RECORDS FOR THE EXERCISE>

##############################

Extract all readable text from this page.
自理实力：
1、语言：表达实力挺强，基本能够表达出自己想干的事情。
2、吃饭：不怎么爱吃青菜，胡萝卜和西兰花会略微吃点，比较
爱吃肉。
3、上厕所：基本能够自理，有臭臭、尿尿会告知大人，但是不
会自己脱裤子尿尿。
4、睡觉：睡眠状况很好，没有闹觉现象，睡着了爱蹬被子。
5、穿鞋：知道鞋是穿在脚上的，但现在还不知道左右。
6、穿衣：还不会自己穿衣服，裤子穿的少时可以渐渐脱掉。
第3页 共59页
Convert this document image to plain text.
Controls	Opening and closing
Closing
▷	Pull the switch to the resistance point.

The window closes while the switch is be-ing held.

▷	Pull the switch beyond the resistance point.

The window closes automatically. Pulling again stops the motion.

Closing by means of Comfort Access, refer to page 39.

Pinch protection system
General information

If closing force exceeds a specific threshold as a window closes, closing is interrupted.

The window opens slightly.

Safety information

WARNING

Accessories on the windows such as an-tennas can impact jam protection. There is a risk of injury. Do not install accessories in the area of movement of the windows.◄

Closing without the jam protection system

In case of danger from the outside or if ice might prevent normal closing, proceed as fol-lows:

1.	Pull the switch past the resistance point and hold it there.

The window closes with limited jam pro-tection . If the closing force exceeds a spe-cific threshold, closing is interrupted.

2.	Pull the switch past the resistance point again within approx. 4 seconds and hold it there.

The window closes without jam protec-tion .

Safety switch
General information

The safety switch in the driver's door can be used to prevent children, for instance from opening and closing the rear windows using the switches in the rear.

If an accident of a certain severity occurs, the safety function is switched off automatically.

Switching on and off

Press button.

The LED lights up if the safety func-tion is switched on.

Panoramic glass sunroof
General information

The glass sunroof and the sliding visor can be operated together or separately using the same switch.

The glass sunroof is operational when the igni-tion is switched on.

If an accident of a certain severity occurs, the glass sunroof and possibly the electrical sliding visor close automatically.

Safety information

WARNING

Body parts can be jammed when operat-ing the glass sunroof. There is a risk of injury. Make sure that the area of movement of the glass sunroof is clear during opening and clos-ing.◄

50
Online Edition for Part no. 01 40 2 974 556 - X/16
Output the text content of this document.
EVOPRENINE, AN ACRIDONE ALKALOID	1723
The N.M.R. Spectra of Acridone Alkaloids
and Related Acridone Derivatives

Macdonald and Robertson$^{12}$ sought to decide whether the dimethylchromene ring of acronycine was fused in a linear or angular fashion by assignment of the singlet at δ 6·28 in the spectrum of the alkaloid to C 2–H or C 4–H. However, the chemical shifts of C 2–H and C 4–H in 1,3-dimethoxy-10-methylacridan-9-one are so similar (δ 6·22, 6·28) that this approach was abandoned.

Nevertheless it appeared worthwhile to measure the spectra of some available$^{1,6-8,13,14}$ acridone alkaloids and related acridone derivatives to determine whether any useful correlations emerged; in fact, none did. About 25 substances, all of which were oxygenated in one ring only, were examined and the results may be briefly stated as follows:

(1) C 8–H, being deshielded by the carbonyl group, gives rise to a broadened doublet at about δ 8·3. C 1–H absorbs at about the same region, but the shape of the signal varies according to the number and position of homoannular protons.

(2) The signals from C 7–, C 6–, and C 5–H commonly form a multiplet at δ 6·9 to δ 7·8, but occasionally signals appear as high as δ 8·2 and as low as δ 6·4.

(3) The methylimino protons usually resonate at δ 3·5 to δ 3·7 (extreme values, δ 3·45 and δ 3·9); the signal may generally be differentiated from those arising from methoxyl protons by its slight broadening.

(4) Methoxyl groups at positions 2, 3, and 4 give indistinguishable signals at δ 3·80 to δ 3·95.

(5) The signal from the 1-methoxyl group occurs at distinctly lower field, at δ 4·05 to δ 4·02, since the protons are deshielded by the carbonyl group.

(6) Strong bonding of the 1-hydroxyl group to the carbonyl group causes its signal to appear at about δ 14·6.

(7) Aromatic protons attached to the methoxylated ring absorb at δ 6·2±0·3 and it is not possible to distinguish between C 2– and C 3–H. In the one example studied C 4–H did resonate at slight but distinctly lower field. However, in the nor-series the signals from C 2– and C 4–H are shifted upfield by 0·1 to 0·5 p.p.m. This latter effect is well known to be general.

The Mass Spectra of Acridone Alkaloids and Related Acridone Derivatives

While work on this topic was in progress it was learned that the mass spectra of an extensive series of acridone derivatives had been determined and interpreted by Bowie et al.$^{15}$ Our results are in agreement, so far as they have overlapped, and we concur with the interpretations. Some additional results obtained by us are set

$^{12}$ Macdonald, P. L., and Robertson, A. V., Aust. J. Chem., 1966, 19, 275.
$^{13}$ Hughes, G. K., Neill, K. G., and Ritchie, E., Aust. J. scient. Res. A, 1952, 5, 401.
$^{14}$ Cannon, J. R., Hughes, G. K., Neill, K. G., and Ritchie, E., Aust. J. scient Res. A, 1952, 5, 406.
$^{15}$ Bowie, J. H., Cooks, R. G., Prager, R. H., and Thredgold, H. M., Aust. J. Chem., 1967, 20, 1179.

##############################

AIM> Find the number of lines in which the word "switched" occurs, and write nothing but that number.

RESULT> 3